Records excerpted from a collection:
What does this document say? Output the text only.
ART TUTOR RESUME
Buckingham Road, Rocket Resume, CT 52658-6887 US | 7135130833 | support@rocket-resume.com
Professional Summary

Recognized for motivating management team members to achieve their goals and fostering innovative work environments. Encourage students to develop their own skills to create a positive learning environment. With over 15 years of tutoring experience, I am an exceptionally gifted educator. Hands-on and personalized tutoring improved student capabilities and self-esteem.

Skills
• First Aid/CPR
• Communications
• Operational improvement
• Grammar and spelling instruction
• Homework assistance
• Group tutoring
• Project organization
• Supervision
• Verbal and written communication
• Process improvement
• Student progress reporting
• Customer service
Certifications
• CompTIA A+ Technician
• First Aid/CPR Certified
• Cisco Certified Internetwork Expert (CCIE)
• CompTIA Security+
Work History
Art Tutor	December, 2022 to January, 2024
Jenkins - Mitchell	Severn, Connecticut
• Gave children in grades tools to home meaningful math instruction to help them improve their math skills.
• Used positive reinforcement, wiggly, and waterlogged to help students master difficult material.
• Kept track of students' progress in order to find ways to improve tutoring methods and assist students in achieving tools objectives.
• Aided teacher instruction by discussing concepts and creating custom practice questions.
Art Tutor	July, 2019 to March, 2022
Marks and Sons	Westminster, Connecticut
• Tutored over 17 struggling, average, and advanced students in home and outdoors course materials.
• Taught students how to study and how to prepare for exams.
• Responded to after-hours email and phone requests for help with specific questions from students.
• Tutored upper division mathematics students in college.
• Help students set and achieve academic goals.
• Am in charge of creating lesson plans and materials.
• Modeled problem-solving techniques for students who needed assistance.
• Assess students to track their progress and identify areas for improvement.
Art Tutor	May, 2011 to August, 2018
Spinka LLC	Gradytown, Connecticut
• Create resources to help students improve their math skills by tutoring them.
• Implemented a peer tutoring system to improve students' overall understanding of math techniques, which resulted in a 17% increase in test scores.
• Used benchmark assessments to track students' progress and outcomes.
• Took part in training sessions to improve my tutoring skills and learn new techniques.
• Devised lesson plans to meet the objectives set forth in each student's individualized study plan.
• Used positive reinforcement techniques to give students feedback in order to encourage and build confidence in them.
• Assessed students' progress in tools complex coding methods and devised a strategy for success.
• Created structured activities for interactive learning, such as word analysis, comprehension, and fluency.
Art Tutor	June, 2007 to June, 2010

...

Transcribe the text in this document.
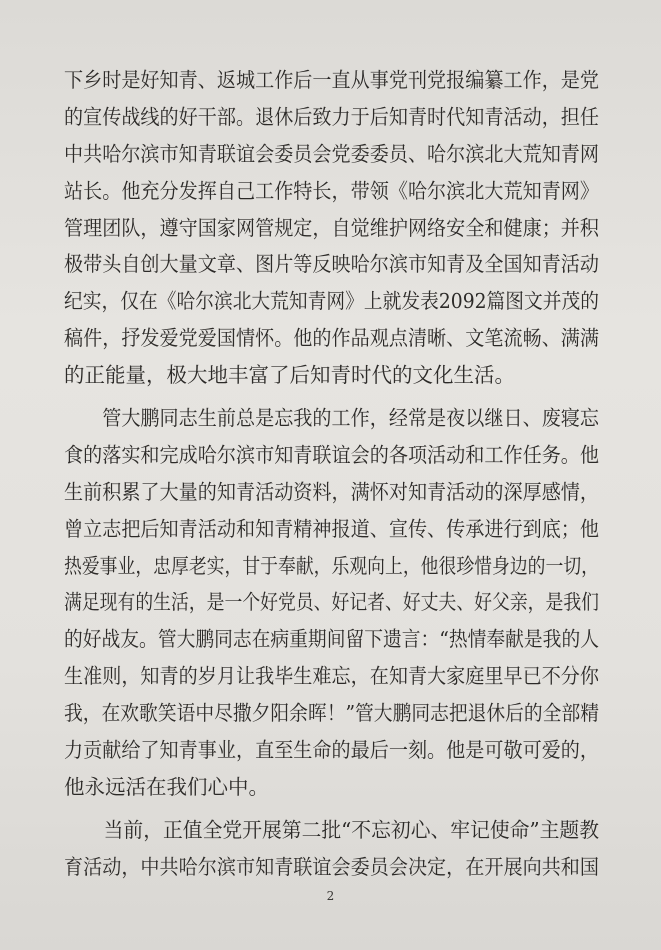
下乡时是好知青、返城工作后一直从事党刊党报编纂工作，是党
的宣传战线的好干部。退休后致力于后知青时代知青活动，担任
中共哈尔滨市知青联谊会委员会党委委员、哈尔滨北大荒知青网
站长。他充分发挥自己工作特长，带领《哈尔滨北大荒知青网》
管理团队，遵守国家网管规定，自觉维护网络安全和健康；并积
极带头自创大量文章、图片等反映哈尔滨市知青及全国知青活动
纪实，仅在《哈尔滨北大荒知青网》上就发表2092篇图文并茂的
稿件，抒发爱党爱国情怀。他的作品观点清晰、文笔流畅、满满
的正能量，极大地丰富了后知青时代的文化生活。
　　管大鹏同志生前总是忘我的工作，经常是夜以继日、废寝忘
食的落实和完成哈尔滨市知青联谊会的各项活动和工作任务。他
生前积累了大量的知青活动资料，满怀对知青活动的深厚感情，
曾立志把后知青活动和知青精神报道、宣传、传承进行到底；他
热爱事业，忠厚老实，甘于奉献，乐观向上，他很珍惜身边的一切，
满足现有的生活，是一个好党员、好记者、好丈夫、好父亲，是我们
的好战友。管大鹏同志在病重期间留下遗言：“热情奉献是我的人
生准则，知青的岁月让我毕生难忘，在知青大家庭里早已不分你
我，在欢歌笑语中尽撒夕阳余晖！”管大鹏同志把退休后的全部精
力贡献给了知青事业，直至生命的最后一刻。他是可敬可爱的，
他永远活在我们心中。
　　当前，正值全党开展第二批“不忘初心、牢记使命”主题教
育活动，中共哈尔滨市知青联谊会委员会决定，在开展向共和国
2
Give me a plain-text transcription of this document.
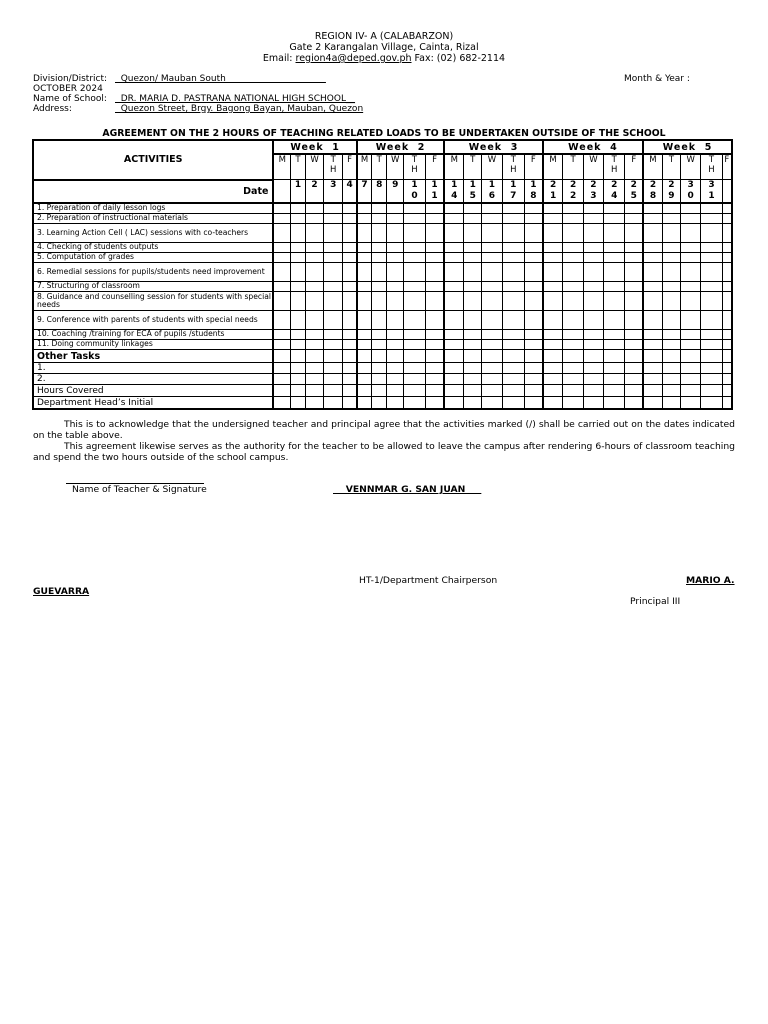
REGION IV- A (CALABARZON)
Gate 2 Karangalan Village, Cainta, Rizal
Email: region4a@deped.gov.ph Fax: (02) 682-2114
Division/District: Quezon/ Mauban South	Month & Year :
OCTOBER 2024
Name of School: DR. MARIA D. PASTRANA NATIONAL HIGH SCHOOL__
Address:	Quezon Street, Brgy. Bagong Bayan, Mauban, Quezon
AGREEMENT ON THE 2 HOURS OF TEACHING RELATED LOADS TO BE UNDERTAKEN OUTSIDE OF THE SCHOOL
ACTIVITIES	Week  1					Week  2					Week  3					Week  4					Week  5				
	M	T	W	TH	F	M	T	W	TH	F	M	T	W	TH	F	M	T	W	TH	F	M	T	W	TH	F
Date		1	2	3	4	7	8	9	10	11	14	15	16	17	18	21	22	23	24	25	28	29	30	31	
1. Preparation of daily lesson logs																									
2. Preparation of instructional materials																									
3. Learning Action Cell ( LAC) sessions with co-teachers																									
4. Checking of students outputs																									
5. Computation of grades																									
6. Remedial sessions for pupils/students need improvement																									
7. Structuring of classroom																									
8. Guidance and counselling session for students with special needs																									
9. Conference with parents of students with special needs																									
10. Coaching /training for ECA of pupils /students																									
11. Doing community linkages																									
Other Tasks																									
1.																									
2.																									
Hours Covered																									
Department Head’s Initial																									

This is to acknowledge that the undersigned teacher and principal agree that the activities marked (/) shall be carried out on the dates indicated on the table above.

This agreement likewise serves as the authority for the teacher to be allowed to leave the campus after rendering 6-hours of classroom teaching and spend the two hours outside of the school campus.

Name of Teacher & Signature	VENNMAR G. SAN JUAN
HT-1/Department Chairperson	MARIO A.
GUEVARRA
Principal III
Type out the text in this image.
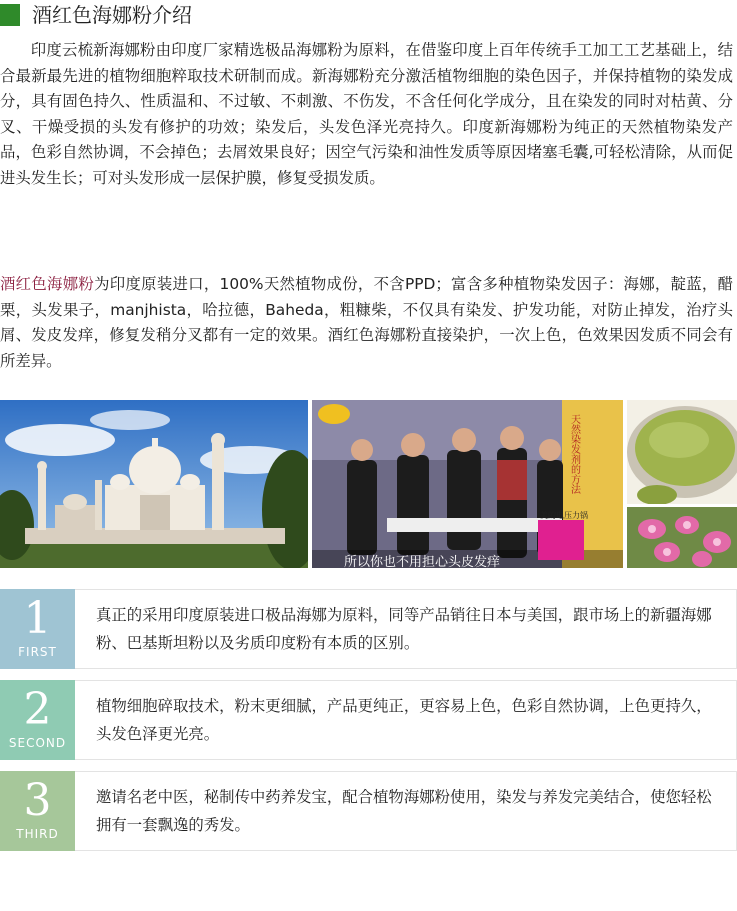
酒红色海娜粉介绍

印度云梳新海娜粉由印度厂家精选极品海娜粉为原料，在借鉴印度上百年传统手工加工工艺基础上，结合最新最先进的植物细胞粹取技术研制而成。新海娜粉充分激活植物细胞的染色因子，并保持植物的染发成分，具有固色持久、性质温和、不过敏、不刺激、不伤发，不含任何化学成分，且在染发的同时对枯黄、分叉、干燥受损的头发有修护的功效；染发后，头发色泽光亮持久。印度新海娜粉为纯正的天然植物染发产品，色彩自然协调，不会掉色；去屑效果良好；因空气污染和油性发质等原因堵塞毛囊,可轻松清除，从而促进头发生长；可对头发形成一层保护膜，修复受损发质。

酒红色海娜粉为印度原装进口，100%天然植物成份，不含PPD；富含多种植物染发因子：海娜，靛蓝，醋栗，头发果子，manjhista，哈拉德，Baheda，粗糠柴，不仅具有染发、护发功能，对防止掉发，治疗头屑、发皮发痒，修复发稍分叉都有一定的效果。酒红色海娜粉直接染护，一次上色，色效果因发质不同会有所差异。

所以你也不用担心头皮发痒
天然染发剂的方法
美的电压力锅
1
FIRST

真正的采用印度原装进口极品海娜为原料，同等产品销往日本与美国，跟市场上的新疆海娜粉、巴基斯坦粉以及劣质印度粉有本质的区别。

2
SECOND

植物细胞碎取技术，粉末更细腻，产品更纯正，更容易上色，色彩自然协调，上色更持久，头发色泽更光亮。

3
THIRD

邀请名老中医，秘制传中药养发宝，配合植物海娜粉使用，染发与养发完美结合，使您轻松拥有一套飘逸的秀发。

==

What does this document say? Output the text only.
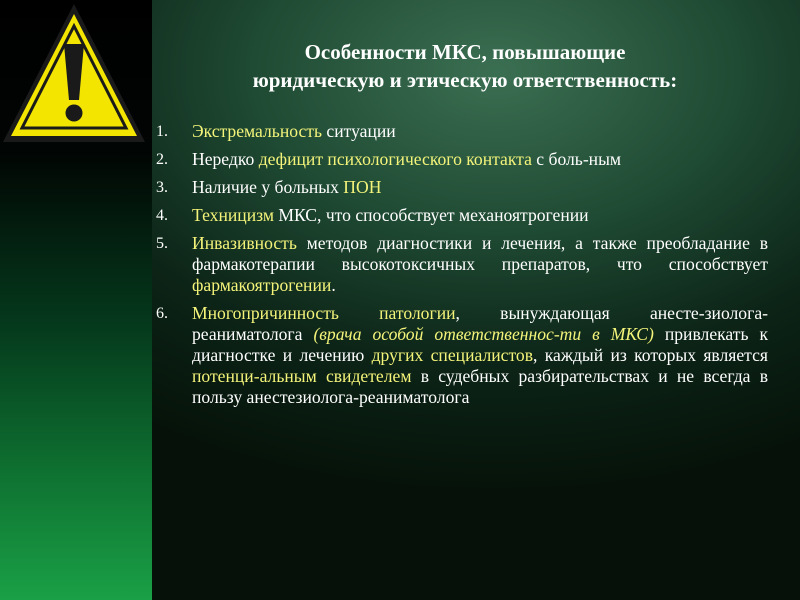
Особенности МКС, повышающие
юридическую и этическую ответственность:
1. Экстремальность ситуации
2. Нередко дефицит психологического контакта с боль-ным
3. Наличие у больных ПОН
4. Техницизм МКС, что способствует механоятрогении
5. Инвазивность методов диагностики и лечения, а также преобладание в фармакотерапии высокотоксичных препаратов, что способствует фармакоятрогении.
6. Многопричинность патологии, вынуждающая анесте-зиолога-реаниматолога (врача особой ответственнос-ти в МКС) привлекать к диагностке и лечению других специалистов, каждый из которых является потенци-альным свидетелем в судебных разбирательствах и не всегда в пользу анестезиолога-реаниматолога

(Stated goal) Collect each line of the entries that has the word "methods", copying it in full.

(Exercise output)
• Kept track of students' progress in order to find ways to improve tutoring methods and assist students in achieving tools objectives.
• Assessed students' progress in tools complex coding methods and devised a strategy for success.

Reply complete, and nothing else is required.